PROBLEM DESCRIPTION – Repeat all entries exactly.

DATA FOR THIS EXERCISE –
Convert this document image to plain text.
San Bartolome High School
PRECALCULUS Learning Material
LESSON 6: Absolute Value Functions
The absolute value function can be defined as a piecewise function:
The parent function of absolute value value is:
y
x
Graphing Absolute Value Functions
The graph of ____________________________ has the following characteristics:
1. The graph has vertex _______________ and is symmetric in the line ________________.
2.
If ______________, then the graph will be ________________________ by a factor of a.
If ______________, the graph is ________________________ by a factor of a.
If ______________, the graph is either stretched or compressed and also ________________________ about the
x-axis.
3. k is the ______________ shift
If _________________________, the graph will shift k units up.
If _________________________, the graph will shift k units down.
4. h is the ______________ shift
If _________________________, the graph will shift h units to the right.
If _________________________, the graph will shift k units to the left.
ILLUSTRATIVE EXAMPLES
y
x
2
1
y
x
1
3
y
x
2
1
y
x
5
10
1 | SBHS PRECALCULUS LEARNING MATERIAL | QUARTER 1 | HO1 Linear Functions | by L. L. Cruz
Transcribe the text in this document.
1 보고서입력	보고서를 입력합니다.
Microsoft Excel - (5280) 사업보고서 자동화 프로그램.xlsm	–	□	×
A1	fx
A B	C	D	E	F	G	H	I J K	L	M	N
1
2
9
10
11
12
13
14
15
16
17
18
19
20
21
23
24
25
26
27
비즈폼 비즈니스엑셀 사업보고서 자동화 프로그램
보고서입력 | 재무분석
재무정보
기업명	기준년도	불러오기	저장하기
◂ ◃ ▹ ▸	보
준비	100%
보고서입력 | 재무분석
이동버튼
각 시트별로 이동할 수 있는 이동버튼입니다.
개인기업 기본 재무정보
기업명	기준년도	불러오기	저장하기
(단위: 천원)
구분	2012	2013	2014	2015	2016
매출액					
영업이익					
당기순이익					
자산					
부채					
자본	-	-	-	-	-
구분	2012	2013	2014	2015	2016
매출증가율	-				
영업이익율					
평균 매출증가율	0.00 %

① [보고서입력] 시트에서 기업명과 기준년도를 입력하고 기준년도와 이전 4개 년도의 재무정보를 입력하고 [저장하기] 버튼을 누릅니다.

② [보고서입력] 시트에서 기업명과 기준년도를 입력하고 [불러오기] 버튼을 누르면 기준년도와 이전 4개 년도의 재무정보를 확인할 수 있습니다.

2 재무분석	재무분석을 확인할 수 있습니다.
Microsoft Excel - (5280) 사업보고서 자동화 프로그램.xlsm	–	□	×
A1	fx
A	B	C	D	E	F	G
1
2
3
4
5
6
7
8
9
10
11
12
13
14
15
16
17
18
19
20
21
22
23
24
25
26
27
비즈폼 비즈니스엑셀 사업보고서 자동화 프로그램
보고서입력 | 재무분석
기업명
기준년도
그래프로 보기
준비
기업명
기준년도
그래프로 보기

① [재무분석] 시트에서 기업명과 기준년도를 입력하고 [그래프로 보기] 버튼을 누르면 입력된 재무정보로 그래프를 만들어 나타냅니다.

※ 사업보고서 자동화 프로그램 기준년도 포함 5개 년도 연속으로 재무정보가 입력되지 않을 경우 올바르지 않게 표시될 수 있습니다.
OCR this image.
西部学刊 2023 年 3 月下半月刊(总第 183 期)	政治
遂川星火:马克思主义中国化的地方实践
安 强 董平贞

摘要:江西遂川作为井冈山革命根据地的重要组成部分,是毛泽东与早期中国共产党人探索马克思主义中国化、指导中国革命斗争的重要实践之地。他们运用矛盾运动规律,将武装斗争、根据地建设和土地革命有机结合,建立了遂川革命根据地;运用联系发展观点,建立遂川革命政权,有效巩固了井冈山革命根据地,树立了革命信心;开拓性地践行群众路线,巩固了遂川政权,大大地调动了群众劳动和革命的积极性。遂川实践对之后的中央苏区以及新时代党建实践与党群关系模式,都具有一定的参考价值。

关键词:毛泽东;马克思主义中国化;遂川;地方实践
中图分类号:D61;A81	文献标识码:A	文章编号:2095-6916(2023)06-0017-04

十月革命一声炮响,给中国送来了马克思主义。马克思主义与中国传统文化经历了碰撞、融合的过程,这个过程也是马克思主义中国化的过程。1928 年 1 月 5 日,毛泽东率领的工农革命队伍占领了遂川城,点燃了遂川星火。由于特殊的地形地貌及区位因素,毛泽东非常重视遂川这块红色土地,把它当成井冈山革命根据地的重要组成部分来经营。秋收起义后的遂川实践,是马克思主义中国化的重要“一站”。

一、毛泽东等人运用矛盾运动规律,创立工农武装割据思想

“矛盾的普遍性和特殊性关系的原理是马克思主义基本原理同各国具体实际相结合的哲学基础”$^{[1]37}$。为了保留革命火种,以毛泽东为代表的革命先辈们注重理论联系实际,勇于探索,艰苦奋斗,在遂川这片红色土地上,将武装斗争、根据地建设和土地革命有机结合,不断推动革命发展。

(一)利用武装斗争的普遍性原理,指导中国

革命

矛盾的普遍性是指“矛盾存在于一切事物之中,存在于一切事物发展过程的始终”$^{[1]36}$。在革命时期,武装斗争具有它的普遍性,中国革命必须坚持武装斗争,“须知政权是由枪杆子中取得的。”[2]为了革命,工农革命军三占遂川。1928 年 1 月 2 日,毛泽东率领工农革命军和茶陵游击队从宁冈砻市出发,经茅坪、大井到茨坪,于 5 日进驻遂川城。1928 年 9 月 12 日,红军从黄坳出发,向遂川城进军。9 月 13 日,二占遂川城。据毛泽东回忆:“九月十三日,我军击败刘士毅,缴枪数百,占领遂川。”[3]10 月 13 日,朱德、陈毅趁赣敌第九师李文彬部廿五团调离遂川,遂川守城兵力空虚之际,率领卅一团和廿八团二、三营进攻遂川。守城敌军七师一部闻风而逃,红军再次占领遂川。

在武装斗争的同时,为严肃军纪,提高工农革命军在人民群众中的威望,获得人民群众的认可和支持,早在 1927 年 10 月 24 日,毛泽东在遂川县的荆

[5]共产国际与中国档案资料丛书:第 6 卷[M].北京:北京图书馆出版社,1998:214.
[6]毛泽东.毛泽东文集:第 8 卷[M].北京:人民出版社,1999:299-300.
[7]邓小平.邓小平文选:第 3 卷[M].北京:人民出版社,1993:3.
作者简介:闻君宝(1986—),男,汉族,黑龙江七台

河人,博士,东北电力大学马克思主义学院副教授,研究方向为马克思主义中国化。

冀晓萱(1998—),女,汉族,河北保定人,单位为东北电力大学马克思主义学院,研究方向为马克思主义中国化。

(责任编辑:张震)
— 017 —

ANSWER BELOW –
Convert this document image to plain text.
San Bartolome High School
PRECALCULUS Learning Material
LESSON 6: Absolute Value Functions
The absolute value function can be defined as a piecewise function:
The parent function of absolute value value is:
y
x
Graphing Absolute Value Functions
The graph of ____________________________ has the following characteristics:
1. The graph has vertex _______________ and is symmetric in the line ________________.
2.
If ______________, then the graph will be ________________________ by a factor of a.
If ______________, the graph is ________________________ by a factor of a.
If ______________, the graph is either stretched or compressed and also ________________________ about the
x-axis.
3. k is the ______________ shift
If _________________________, the graph will shift k units up.
If _________________________, the graph will shift k units down.
4. h is the ______________ shift
If _________________________, the graph will shift h units to the right.
If _________________________, the graph will shift k units to the left.
ILLUSTRATIVE EXAMPLES
y
x
2
1
y
x
1
3
y
x
2
1
y
x
5
10
1 | SBHS PRECALCULUS LEARNING MATERIAL | QUARTER 1 | HO1 Linear Functions | by L. L. Cruz
Transcribe the text in this document.
1 보고서입력	보고서를 입력합니다.
Microsoft Excel - (5280) 사업보고서 자동화 프로그램.xlsm	–	□	×
A1	fx
A B	C	D	E	F	G	H	I J K	L	M	N
1
2
9
10
11
12
13
14
15
16
17
18
19
20
21
23
24
25
26
27
비즈폼 비즈니스엑셀 사업보고서 자동화 프로그램
보고서입력 | 재무분석
재무정보
기업명	기준년도	불러오기	저장하기
◂ ◃ ▹ ▸	보
준비	100%
보고서입력 | 재무분석
이동버튼
각 시트별로 이동할 수 있는 이동버튼입니다.
개인기업 기본 재무정보
기업명	기준년도	불러오기	저장하기
(단위: 천원)
구분	2012	2013	2014	2015	2016
매출액					
영업이익					
당기순이익					
자산					
부채					
자본	-	-	-	-	-
구분	2012	2013	2014	2015	2016
매출증가율	-				
영업이익율					
평균 매출증가율	0.00 %

① [보고서입력] 시트에서 기업명과 기준년도를 입력하고 기준년도와 이전 4개 년도의 재무정보를 입력하고 [저장하기] 버튼을 누릅니다.

② [보고서입력] 시트에서 기업명과 기준년도를 입력하고 [불러오기] 버튼을 누르면 기준년도와 이전 4개 년도의 재무정보를 확인할 수 있습니다.

2 재무분석	재무분석을 확인할 수 있습니다.
Microsoft Excel - (5280) 사업보고서 자동화 프로그램.xlsm	–	□	×
A1	fx
A	B	C	D	E	F	G
1
2
3
4
5
6
7
8
9
10
11
12
13
14
15
16
17
18
19
20
21
22
23
24
25
26
27
비즈폼 비즈니스엑셀 사업보고서 자동화 프로그램
보고서입력 | 재무분석
기업명
기준년도
그래프로 보기
준비
기업명
기준년도
그래프로 보기

① [재무분석] 시트에서 기업명과 기준년도를 입력하고 [그래프로 보기] 버튼을 누르면 입력된 재무정보로 그래프를 만들어 나타냅니다.

※ 사업보고서 자동화 프로그램 기준년도 포함 5개 년도 연속으로 재무정보가 입력되지 않을 경우 올바르지 않게 표시될 수 있습니다.
OCR this image.
西部学刊 2023 年 3 月下半月刊(总第 183 期)	政治
遂川星火:马克思主义中国化的地方实践
安 强 董平贞

摘要:江西遂川作为井冈山革命根据地的重要组成部分,是毛泽东与早期中国共产党人探索马克思主义中国化、指导中国革命斗争的重要实践之地。他们运用矛盾运动规律,将武装斗争、根据地建设和土地革命有机结合,建立了遂川革命根据地;运用联系发展观点,建立遂川革命政权,有效巩固了井冈山革命根据地,树立了革命信心;开拓性地践行群众路线,巩固了遂川政权,大大地调动了群众劳动和革命的积极性。遂川实践对之后的中央苏区以及新时代党建实践与党群关系模式,都具有一定的参考价值。

关键词:毛泽东;马克思主义中国化;遂川;地方实践
中图分类号:D61;A81	文献标识码:A	文章编号:2095-6916(2023)06-0017-04

十月革命一声炮响,给中国送来了马克思主义。马克思主义与中国传统文化经历了碰撞、融合的过程,这个过程也是马克思主义中国化的过程。1928 年 1 月 5 日,毛泽东率领的工农革命队伍占领了遂川城,点燃了遂川星火。由于特殊的地形地貌及区位因素,毛泽东非常重视遂川这块红色土地,把它当成井冈山革命根据地的重要组成部分来经营。秋收起义后的遂川实践,是马克思主义中国化的重要“一站”。

一、毛泽东等人运用矛盾运动规律,创立工农武装割据思想

“矛盾的普遍性和特殊性关系的原理是马克思主义基本原理同各国具体实际相结合的哲学基础”$^{[1]37}$。为了保留革命火种,以毛泽东为代表的革命先辈们注重理论联系实际,勇于探索,艰苦奋斗,在遂川这片红色土地上,将武装斗争、根据地建设和土地革命有机结合,不断推动革命发展。

(一)利用武装斗争的普遍性原理,指导中国

革命

矛盾的普遍性是指“矛盾存在于一切事物之中,存在于一切事物发展过程的始终”$^{[1]36}$。在革命时期,武装斗争具有它的普遍性,中国革命必须坚持武装斗争,“须知政权是由枪杆子中取得的。”[2]为了革命,工农革命军三占遂川。1928 年 1 月 2 日,毛泽东率领工农革命军和茶陵游击队从宁冈砻市出发,经茅坪、大井到茨坪,于 5 日进驻遂川城。1928 年 9 月 12 日,红军从黄坳出发,向遂川城进军。9 月 13 日,二占遂川城。据毛泽东回忆:“九月十三日,我军击败刘士毅,缴枪数百,占领遂川。”[3]10 月 13 日,朱德、陈毅趁赣敌第九师李文彬部廿五团调离遂川,遂川守城兵力空虚之际,率领卅一团和廿八团二、三营进攻遂川。守城敌军七师一部闻风而逃,红军再次占领遂川。

在武装斗争的同时,为严肃军纪,提高工农革命军在人民群众中的威望,获得人民群众的认可和支持,早在 1927 年 10 月 24 日,毛泽东在遂川县的荆

[5]共产国际与中国档案资料丛书:第 6 卷[M].北京:北京图书馆出版社,1998:214.
[6]毛泽东.毛泽东文集:第 8 卷[M].北京:人民出版社,1999:299-300.
[7]邓小平.邓小平文选:第 3 卷[M].北京:人民出版社,1993:3.
作者简介:闻君宝(1986—),男,汉族,黑龙江七台

河人,博士,东北电力大学马克思主义学院副教授,研究方向为马克思主义中国化。

冀晓萱(1998—),女,汉族,河北保定人,单位为东北电力大学马克思主义学院,研究方向为马克思主义中国化。

(责任编辑:张震)
— 017 —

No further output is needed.